Exercise task:
Print the records below exactly as they appear.

Material for this exercise:
# # #
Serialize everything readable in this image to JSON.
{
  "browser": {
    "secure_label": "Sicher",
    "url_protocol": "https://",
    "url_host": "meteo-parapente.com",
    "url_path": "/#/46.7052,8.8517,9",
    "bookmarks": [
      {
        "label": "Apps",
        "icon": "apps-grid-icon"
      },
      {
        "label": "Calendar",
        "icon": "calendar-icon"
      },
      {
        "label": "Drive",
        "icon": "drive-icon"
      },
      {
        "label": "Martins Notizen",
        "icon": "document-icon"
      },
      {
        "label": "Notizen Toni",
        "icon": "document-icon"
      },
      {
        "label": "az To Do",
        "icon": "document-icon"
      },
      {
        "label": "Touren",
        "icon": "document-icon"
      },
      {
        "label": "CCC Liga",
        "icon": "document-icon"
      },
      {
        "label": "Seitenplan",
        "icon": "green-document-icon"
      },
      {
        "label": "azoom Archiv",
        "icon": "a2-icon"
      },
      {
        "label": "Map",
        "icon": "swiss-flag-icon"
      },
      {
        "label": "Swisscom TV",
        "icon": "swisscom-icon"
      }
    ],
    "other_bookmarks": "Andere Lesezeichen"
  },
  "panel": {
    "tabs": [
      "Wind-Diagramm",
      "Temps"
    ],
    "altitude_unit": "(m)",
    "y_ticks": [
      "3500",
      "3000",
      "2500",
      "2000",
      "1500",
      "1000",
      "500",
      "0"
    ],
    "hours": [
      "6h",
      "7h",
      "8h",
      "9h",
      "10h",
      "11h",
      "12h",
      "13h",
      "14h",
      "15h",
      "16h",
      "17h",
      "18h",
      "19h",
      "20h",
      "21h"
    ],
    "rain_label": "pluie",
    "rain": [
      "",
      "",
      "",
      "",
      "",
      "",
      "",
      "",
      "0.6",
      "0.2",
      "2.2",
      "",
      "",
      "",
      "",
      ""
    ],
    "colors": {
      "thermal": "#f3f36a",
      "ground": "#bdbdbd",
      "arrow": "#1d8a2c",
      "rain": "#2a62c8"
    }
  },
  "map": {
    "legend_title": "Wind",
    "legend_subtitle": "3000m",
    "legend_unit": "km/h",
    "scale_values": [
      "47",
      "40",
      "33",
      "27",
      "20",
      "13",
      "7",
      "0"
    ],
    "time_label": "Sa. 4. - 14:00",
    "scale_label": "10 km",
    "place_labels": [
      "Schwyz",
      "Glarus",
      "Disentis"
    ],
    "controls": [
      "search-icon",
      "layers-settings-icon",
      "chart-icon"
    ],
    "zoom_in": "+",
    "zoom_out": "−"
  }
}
# # #
Full output:
Serialize everything readable in this image to JSON.
{
  "browser": {
    "secure_label": "Sicher",
    "url_protocol": "https://",
    "url_host": "meteo-parapente.com",
    "url_path": "/#/46.7052,8.8517,9",
    "bookmarks": [
      {
        "label": "Apps",
        "icon": "apps-grid-icon"
      },
      {
        "label": "Calendar",
        "icon": "calendar-icon"
      },
      {
        "label": "Drive",
        "icon": "drive-icon"
      },
      {
        "label": "Martins Notizen",
        "icon": "document-icon"
      },
      {
        "label": "Notizen Toni",
        "icon": "document-icon"
      },
      {
        "label": "az To Do",
        "icon": "document-icon"
      },
      {
        "label": "Touren",
        "icon": "document-icon"
      },
      {
        "label": "CCC Liga",
        "icon": "document-icon"
      },
      {
        "label": "Seitenplan",
        "icon": "green-document-icon"
      },
      {
        "label": "azoom Archiv",
        "icon": "a2-icon"
      },
      {
        "label": "Map",
        "icon": "swiss-flag-icon"
      },
      {
        "label": "Swisscom TV",
        "icon": "swisscom-icon"
      }
    ],
    "other_bookmarks": "Andere Lesezeichen"
  },
  "panel": {
    "tabs": [
      "Wind-Diagramm",
      "Temps"
    ],
    "altitude_unit": "(m)",
    "y_ticks": [
      "3500",
      "3000",
      "2500",
      "2000",
      "1500",
      "1000",
      "500",
      "0"
    ],
    "hours": [
      "6h",
      "7h",
      "8h",
      "9h",
      "10h",
      "11h",
      "12h",
      "13h",
      "14h",
      "15h",
      "16h",
      "17h",
      "18h",
      "19h",
      "20h",
      "21h"
    ],
    "rain_label": "pluie",
    "rain": [
      "",
      "",
      "",
      "",
      "",
      "",
      "",
      "",
      "0.6",
      "0.2",
      "2.2",
      "",
      "",
      "",
      "",
      ""
    ],
    "colors": {
      "thermal": "#f3f36a",
      "ground": "#bdbdbd",
      "arrow": "#1d8a2c",
      "rain": "#2a62c8"
    }
  },
  "map": {
    "legend_title": "Wind",
    "legend_subtitle": "3000m",
    "legend_unit": "km/h",
    "scale_values": [
      "47",
      "40",
      "33",
      "27",
      "20",
      "13",
      "7",
      "0"
    ],
    "time_label": "Sa. 4. - 14:00",
    "scale_label": "10 km",
    "place_labels": [
      "Schwyz",
      "Glarus",
      "Disentis"
    ],
    "controls": [
      "search-icon",
      "layers-settings-icon",
      "chart-icon"
    ],
    "zoom_in": "+",
    "zoom_out": "−"
  }
}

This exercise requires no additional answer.